Copy out the listing in full, exactly as written, but not its pictures.
-- START Given records --
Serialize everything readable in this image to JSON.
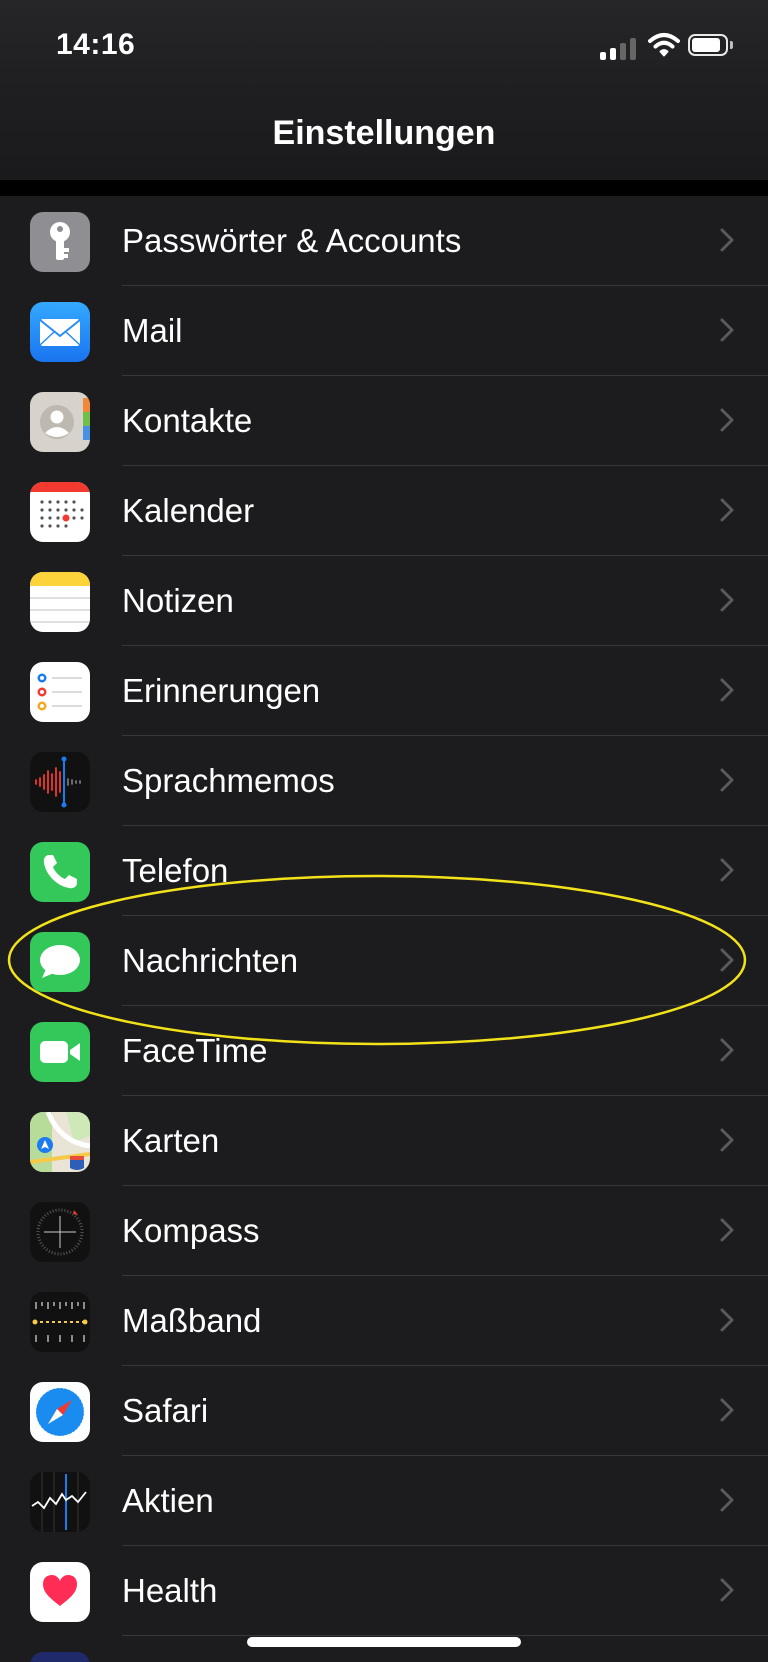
{
  "status_bar": {
    "time": "14:16"
  },
  "nav": {
    "title": "Einstellungen"
  },
  "items": [
    {
      "label": "Passwörter & Accounts",
      "icon": "key-icon"
    },
    {
      "label": "Mail",
      "icon": "mail-icon"
    },
    {
      "label": "Kontakte",
      "icon": "contacts-icon"
    },
    {
      "label": "Kalender",
      "icon": "calendar-icon"
    },
    {
      "label": "Notizen",
      "icon": "notes-icon"
    },
    {
      "label": "Erinnerungen",
      "icon": "reminders-icon"
    },
    {
      "label": "Sprachmemos",
      "icon": "voice-memos-icon"
    },
    {
      "label": "Telefon",
      "icon": "phone-icon"
    },
    {
      "label": "Nachrichten",
      "icon": "messages-icon"
    },
    {
      "label": "FaceTime",
      "icon": "facetime-icon"
    },
    {
      "label": "Karten",
      "icon": "maps-icon"
    },
    {
      "label": "Kompass",
      "icon": "compass-icon"
    },
    {
      "label": "Maßband",
      "icon": "measure-icon"
    },
    {
      "label": "Safari",
      "icon": "safari-icon"
    },
    {
      "label": "Aktien",
      "icon": "stocks-icon"
    },
    {
      "label": "Health",
      "icon": "health-icon"
    }
  ],
  "highlighted_item": "Nachrichten",
  "colors": {
    "background": "#1c1c1e",
    "separator": "#38383a",
    "highlight_ring": "#f2e21a",
    "chevron": "#5a5a5e"
  }
}
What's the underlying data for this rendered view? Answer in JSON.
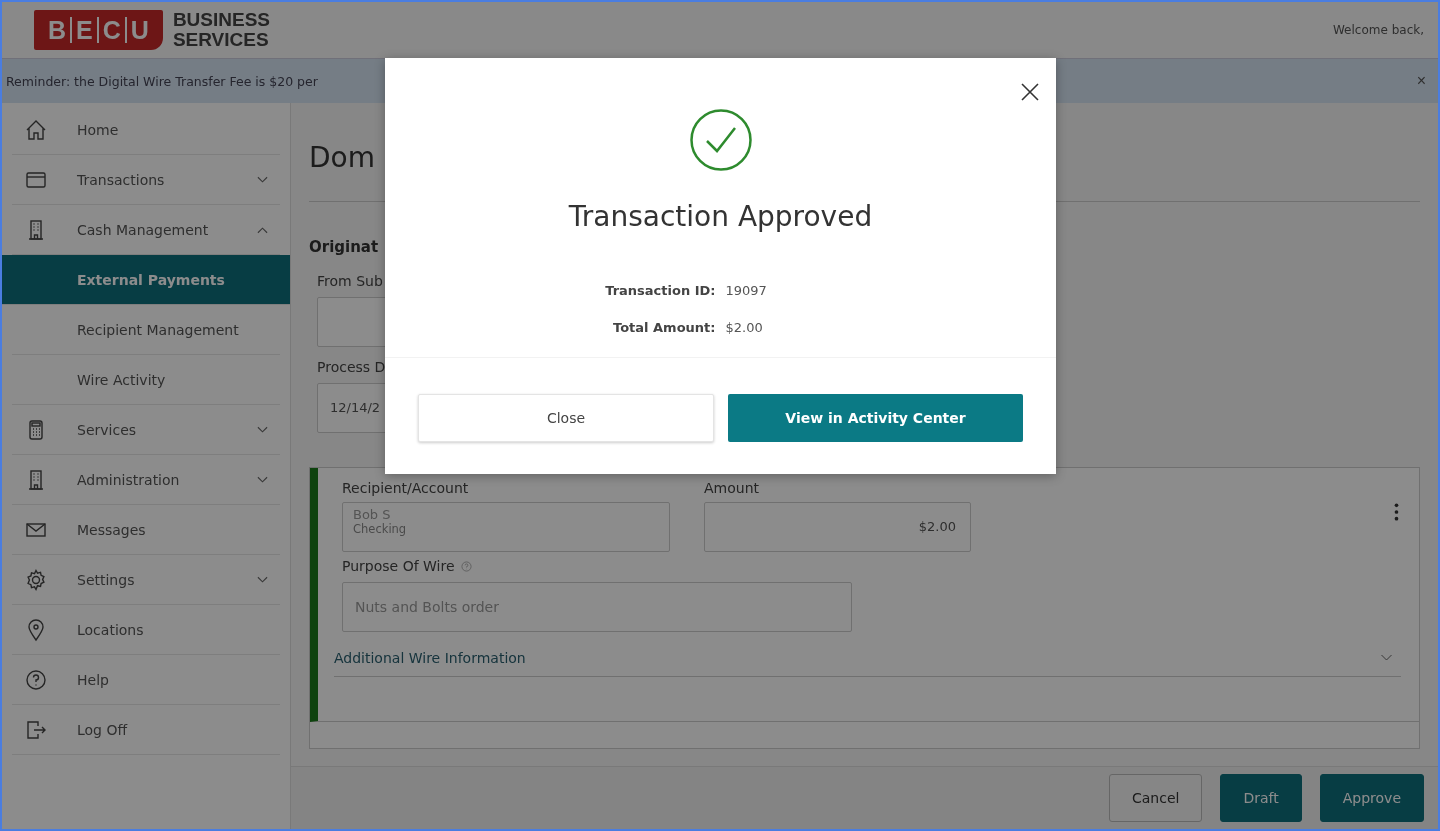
{
  "header": {
    "logo_letters": [
      "B",
      "E",
      "C",
      "U"
    ],
    "brand_lines": [
      "BUSINESS",
      "SERVICES"
    ],
    "welcome": "Welcome back,"
  },
  "banner": {
    "text": "Reminder: the Digital Wire Transfer Fee is $20 per",
    "close": "×"
  },
  "sidebar": {
    "items": [
      {
        "kind": "main",
        "label": "Home",
        "selected": false
      },
      {
        "kind": "main",
        "label": "Transactions",
        "selected": false,
        "expanded": false
      },
      {
        "kind": "main",
        "label": "Cash Management",
        "selected": false,
        "expanded": true
      },
      {
        "kind": "sub",
        "label": "External Payments",
        "selected": true
      },
      {
        "kind": "sub",
        "label": "Recipient Management",
        "selected": false
      },
      {
        "kind": "sub",
        "label": "Wire Activity",
        "selected": false
      },
      {
        "kind": "main",
        "label": "Services",
        "selected": false,
        "expanded": false
      },
      {
        "kind": "main",
        "label": "Administration",
        "selected": false,
        "expanded": false
      },
      {
        "kind": "main",
        "label": "Messages",
        "selected": false
      },
      {
        "kind": "main",
        "label": "Settings",
        "selected": false,
        "expanded": false
      },
      {
        "kind": "main",
        "label": "Locations",
        "selected": false
      },
      {
        "kind": "main",
        "label": "Help",
        "selected": false
      },
      {
        "kind": "main",
        "label": "Log Off",
        "selected": false
      }
    ]
  },
  "main": {
    "title": "Dom",
    "section": "Originat",
    "from_label": "From Sub",
    "process_label": "Process D",
    "process_value": "12/14/2",
    "wire": {
      "recipient_label": "Recipient/Account",
      "recipient_name": "Bob S",
      "recipient_account": "Checking",
      "amount_label": "Amount",
      "amount_value": "$2.00",
      "purpose_label": "Purpose Of Wire",
      "purpose_value": "Nuts and Bolts order",
      "additional": "Additional Wire Information",
      "additional_expanded": false
    }
  },
  "footer_buttons": [
    {
      "kind": "secondary",
      "label": "Cancel"
    },
    {
      "kind": "primary",
      "label": "Draft"
    },
    {
      "kind": "primary",
      "label": "Approve"
    }
  ],
  "modal": {
    "title": "Transaction Approved",
    "details": [
      {
        "label": "Transaction ID:",
        "value": "19097"
      },
      {
        "label": "Total Amount:",
        "value": "$2.00"
      }
    ],
    "buttons": [
      {
        "kind": "secondary",
        "label": "Close"
      },
      {
        "kind": "primary",
        "label": "View in Activity Center"
      }
    ]
  }
}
-- END Given records --
:: Response to this task ::
Serialize everything readable in this image to JSON.
{
  "status_bar": {
    "time": "14:16"
  },
  "nav": {
    "title": "Einstellungen"
  },
  "items": [
    {
      "label": "Passwörter & Accounts",
      "icon": "key-icon"
    },
    {
      "label": "Mail",
      "icon": "mail-icon"
    },
    {
      "label": "Kontakte",
      "icon": "contacts-icon"
    },
    {
      "label": "Kalender",
      "icon": "calendar-icon"
    },
    {
      "label": "Notizen",
      "icon": "notes-icon"
    },
    {
      "label": "Erinnerungen",
      "icon": "reminders-icon"
    },
    {
      "label": "Sprachmemos",
      "icon": "voice-memos-icon"
    },
    {
      "label": "Telefon",
      "icon": "phone-icon"
    },
    {
      "label": "Nachrichten",
      "icon": "messages-icon"
    },
    {
      "label": "FaceTime",
      "icon": "facetime-icon"
    },
    {
      "label": "Karten",
      "icon": "maps-icon"
    },
    {
      "label": "Kompass",
      "icon": "compass-icon"
    },
    {
      "label": "Maßband",
      "icon": "measure-icon"
    },
    {
      "label": "Safari",
      "icon": "safari-icon"
    },
    {
      "label": "Aktien",
      "icon": "stocks-icon"
    },
    {
      "label": "Health",
      "icon": "health-icon"
    }
  ],
  "highlighted_item": "Nachrichten",
  "colors": {
    "background": "#1c1c1e",
    "separator": "#38383a",
    "highlight_ring": "#f2e21a",
    "chevron": "#5a5a5e"
  }
}
What's the underlying data for this rendered view? Answer in JSON.
{
  "header": {
    "logo_letters": [
      "B",
      "E",
      "C",
      "U"
    ],
    "brand_lines": [
      "BUSINESS",
      "SERVICES"
    ],
    "welcome": "Welcome back,"
  },
  "banner": {
    "text": "Reminder: the Digital Wire Transfer Fee is $20 per",
    "close": "×"
  },
  "sidebar": {
    "items": [
      {
        "kind": "main",
        "label": "Home",
        "selected": false
      },
      {
        "kind": "main",
        "label": "Transactions",
        "selected": false,
        "expanded": false
      },
      {
        "kind": "main",
        "label": "Cash Management",
        "selected": false,
        "expanded": true
      },
      {
        "kind": "sub",
        "label": "External Payments",
        "selected": true
      },
      {
        "kind": "sub",
        "label": "Recipient Management",
        "selected": false
      },
      {
        "kind": "sub",
        "label": "Wire Activity",
        "selected": false
      },
      {
        "kind": "main",
        "label": "Services",
        "selected": false,
        "expanded": false
      },
      {
        "kind": "main",
        "label": "Administration",
        "selected": false,
        "expanded": false
      },
      {
        "kind": "main",
        "label": "Messages",
        "selected": false
      },
      {
        "kind": "main",
        "label": "Settings",
        "selected": false,
        "expanded": false
      },
      {
        "kind": "main",
        "label": "Locations",
        "selected": false
      },
      {
        "kind": "main",
        "label": "Help",
        "selected": false
      },
      {
        "kind": "main",
        "label": "Log Off",
        "selected": false
      }
    ]
  },
  "main": {
    "title": "Dom",
    "section": "Originat",
    "from_label": "From Sub",
    "process_label": "Process D",
    "process_value": "12/14/2",
    "wire": {
      "recipient_label": "Recipient/Account",
      "recipient_name": "Bob S",
      "recipient_account": "Checking",
      "amount_label": "Amount",
      "amount_value": "$2.00",
      "purpose_label": "Purpose Of Wire",
      "purpose_value": "Nuts and Bolts order",
      "additional": "Additional Wire Information",
      "additional_expanded": false
    }
  },
  "footer_buttons": [
    {
      "kind": "secondary",
      "label": "Cancel"
    },
    {
      "kind": "primary",
      "label": "Draft"
    },
    {
      "kind": "primary",
      "label": "Approve"
    }
  ],
  "modal": {
    "title": "Transaction Approved",
    "details": [
      {
        "label": "Transaction ID:",
        "value": "19097"
      },
      {
        "label": "Total Amount:",
        "value": "$2.00"
      }
    ],
    "buttons": [
      {
        "kind": "secondary",
        "label": "Close"
      },
      {
        "kind": "primary",
        "label": "View in Activity Center"
      }
    ]
  }
}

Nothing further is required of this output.